Starting with the line that contains "What data populates", write out each line through the end of the listing, unchanged. Output nothing else.

Records that describe figures:
◇ ◇ ◇ ◇ ◇ ◇ ◇

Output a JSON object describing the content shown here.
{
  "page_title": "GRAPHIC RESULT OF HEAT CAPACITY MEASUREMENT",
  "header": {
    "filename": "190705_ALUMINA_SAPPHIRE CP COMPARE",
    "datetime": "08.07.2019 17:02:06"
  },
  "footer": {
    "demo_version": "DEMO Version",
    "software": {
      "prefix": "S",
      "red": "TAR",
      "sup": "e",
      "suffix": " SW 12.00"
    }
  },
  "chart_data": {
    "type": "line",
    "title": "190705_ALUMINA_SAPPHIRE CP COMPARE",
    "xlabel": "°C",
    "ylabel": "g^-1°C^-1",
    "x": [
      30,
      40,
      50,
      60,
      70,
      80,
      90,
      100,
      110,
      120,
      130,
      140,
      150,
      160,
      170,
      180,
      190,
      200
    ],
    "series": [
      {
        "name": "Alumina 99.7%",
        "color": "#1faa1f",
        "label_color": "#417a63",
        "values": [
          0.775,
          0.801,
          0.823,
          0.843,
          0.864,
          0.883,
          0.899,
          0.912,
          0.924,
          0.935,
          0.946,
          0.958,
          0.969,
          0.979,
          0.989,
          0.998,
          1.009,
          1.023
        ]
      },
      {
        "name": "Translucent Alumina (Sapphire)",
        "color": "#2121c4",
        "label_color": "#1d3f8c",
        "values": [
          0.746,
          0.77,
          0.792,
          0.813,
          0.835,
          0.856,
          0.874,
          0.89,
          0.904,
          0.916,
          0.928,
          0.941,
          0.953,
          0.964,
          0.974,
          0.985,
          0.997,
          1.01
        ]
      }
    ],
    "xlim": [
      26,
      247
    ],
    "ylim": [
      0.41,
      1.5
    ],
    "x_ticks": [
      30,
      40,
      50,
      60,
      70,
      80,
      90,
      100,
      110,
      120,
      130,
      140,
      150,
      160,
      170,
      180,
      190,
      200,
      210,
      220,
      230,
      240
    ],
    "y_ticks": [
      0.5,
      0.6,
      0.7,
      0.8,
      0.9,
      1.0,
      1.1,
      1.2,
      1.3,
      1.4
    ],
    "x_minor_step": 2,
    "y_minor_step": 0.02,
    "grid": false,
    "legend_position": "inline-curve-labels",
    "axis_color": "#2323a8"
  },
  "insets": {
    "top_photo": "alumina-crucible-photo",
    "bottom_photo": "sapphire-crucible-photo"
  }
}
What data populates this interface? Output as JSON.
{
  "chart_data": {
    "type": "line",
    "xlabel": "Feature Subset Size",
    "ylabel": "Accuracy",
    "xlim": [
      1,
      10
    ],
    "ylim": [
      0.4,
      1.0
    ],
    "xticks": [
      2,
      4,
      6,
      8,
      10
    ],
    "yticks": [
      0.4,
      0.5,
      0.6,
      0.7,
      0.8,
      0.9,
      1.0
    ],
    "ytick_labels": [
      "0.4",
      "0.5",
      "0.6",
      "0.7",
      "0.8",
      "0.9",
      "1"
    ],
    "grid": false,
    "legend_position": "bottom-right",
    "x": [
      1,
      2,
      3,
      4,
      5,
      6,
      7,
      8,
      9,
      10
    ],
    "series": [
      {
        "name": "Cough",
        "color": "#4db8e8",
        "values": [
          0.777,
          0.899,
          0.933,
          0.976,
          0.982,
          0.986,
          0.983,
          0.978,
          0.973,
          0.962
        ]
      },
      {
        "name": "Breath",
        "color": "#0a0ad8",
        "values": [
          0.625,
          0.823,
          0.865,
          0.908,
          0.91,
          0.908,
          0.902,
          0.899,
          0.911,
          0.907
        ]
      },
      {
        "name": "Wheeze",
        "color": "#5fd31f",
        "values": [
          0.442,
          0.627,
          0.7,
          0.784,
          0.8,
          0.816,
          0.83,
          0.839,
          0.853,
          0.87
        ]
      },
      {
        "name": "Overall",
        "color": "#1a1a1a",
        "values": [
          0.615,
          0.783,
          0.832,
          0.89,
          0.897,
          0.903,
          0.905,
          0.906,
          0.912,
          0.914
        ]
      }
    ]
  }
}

◇ ◇ ◇ ◇ ◇ ◇ ◇

— ANSWER TO THE TASK —
What data populates this interface? Output as JSON.
{
  "chart_data": {
    "type": "line",
    "xlabel": "Feature Subset Size",
    "ylabel": "Accuracy",
    "xlim": [
      1,
      10
    ],
    "ylim": [
      0.4,
      1.0
    ],
    "xticks": [
      2,
      4,
      6,
      8,
      10
    ],
    "yticks": [
      0.4,
      0.5,
      0.6,
      0.7,
      0.8,
      0.9,
      1.0
    ],
    "ytick_labels": [
      "0.4",
      "0.5",
      "0.6",
      "0.7",
      "0.8",
      "0.9",
      "1"
    ],
    "grid": false,
    "legend_position": "bottom-right",
    "x": [
      1,
      2,
      3,
      4,
      5,
      6,
      7,
      8,
      9,
      10
    ],
    "series": [
      {
        "name": "Cough",
        "color": "#4db8e8",
        "values": [
          0.777,
          0.899,
          0.933,
          0.976,
          0.982,
          0.986,
          0.983,
          0.978,
          0.973,
          0.962
        ]
      },
      {
        "name": "Breath",
        "color": "#0a0ad8",
        "values": [
          0.625,
          0.823,
          0.865,
          0.908,
          0.91,
          0.908,
          0.902,
          0.899,
          0.911,
          0.907
        ]
      },
      {
        "name": "Wheeze",
        "color": "#5fd31f",
        "values": [
          0.442,
          0.627,
          0.7,
          0.784,
          0.8,
          0.816,
          0.83,
          0.839,
          0.853,
          0.87
        ]
      },
      {
        "name": "Overall",
        "color": "#1a1a1a",
        "values": [
          0.615,
          0.783,
          0.832,
          0.89,
          0.897,
          0.903,
          0.905,
          0.906,
          0.912,
          0.914
        ]
      }
    ]
  }
}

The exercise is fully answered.